■ **Job**
Each entry should be quoted word for word, including every mark of punctuation.

◆ ◆ ◆ ◆

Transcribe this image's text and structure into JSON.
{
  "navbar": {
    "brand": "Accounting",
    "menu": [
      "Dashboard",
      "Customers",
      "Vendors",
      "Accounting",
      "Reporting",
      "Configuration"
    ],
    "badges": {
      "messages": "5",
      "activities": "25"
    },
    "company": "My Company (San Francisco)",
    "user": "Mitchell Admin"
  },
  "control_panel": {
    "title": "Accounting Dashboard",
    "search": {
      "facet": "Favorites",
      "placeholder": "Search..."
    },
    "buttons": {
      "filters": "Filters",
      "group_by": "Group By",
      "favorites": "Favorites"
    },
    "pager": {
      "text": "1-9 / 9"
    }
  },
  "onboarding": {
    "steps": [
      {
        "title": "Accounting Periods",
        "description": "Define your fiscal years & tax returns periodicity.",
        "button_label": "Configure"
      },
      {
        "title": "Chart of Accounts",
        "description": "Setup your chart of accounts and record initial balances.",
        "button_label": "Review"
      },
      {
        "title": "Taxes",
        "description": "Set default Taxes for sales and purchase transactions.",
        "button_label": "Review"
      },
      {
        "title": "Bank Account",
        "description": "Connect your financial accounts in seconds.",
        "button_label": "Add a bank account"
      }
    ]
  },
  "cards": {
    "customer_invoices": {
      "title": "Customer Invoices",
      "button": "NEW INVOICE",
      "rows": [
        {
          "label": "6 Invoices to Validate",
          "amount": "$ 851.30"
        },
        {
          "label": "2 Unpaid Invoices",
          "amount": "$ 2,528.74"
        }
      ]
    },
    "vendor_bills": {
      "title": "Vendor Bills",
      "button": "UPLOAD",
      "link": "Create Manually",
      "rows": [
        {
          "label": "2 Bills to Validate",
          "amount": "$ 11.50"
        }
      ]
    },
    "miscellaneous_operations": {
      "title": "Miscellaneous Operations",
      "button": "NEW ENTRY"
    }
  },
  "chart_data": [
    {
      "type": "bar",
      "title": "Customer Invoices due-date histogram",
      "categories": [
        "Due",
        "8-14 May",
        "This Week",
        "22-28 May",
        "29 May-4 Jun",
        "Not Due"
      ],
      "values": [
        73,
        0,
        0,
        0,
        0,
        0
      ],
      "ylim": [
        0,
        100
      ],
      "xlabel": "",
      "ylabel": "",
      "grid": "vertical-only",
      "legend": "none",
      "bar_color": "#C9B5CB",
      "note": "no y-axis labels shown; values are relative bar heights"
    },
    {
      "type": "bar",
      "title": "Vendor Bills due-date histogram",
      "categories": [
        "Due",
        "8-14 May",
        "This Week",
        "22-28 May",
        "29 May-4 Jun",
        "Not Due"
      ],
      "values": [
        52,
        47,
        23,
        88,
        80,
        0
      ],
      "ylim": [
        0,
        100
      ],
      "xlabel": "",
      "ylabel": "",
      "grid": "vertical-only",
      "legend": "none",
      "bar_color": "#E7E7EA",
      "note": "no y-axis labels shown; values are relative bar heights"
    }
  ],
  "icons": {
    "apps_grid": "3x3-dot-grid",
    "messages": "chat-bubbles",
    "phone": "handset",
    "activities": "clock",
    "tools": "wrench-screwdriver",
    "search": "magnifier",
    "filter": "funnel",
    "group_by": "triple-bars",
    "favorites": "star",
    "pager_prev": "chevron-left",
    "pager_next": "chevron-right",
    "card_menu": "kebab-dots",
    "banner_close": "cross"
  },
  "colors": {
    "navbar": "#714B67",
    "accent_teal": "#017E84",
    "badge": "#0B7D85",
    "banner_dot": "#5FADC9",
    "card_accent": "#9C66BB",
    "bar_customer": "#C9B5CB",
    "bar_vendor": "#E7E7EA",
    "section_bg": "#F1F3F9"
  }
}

◆ ◆ ◆ ◆

■ **Task solution**
Transcribe this image's text and structure into JSON.
{
  "navbar": {
    "brand": "Accounting",
    "menu": [
      "Dashboard",
      "Customers",
      "Vendors",
      "Accounting",
      "Reporting",
      "Configuration"
    ],
    "badges": {
      "messages": "5",
      "activities": "25"
    },
    "company": "My Company (San Francisco)",
    "user": "Mitchell Admin"
  },
  "control_panel": {
    "title": "Accounting Dashboard",
    "search": {
      "facet": "Favorites",
      "placeholder": "Search..."
    },
    "buttons": {
      "filters": "Filters",
      "group_by": "Group By",
      "favorites": "Favorites"
    },
    "pager": {
      "text": "1-9 / 9"
    }
  },
  "onboarding": {
    "steps": [
      {
        "title": "Accounting Periods",
        "description": "Define your fiscal years & tax returns periodicity.",
        "button_label": "Configure"
      },
      {
        "title": "Chart of Accounts",
        "description": "Setup your chart of accounts and record initial balances.",
        "button_label": "Review"
      },
      {
        "title": "Taxes",
        "description": "Set default Taxes for sales and purchase transactions.",
        "button_label": "Review"
      },
      {
        "title": "Bank Account",
        "description": "Connect your financial accounts in seconds.",
        "button_label": "Add a bank account"
      }
    ]
  },
  "cards": {
    "customer_invoices": {
      "title": "Customer Invoices",
      "button": "NEW INVOICE",
      "rows": [
        {
          "label": "6 Invoices to Validate",
          "amount": "$ 851.30"
        },
        {
          "label": "2 Unpaid Invoices",
          "amount": "$ 2,528.74"
        }
      ]
    },
    "vendor_bills": {
      "title": "Vendor Bills",
      "button": "UPLOAD",
      "link": "Create Manually",
      "rows": [
        {
          "label": "2 Bills to Validate",
          "amount": "$ 11.50"
        }
      ]
    },
    "miscellaneous_operations": {
      "title": "Miscellaneous Operations",
      "button": "NEW ENTRY"
    }
  },
  "chart_data": [
    {
      "type": "bar",
      "title": "Customer Invoices due-date histogram",
      "categories": [
        "Due",
        "8-14 May",
        "This Week",
        "22-28 May",
        "29 May-4 Jun",
        "Not Due"
      ],
      "values": [
        73,
        0,
        0,
        0,
        0,
        0
      ],
      "ylim": [
        0,
        100
      ],
      "xlabel": "",
      "ylabel": "",
      "grid": "vertical-only",
      "legend": "none",
      "bar_color": "#C9B5CB",
      "note": "no y-axis labels shown; values are relative bar heights"
    },
    {
      "type": "bar",
      "title": "Vendor Bills due-date histogram",
      "categories": [
        "Due",
        "8-14 May",
        "This Week",
        "22-28 May",
        "29 May-4 Jun",
        "Not Due"
      ],
      "values": [
        52,
        47,
        23,
        88,
        80,
        0
      ],
      "ylim": [
        0,
        100
      ],
      "xlabel": "",
      "ylabel": "",
      "grid": "vertical-only",
      "legend": "none",
      "bar_color": "#E7E7EA",
      "note": "no y-axis labels shown; values are relative bar heights"
    }
  ],
  "icons": {
    "apps_grid": "3x3-dot-grid",
    "messages": "chat-bubbles",
    "phone": "handset",
    "activities": "clock",
    "tools": "wrench-screwdriver",
    "search": "magnifier",
    "filter": "funnel",
    "group_by": "triple-bars",
    "favorites": "star",
    "pager_prev": "chevron-left",
    "pager_next": "chevron-right",
    "card_menu": "kebab-dots",
    "banner_close": "cross"
  },
  "colors": {
    "navbar": "#714B67",
    "accent_teal": "#017E84",
    "badge": "#0B7D85",
    "banner_dot": "#5FADC9",
    "card_accent": "#9C66BB",
    "bar_customer": "#C9B5CB",
    "bar_vendor": "#E7E7EA",
    "section_bg": "#F1F3F9"
  }
}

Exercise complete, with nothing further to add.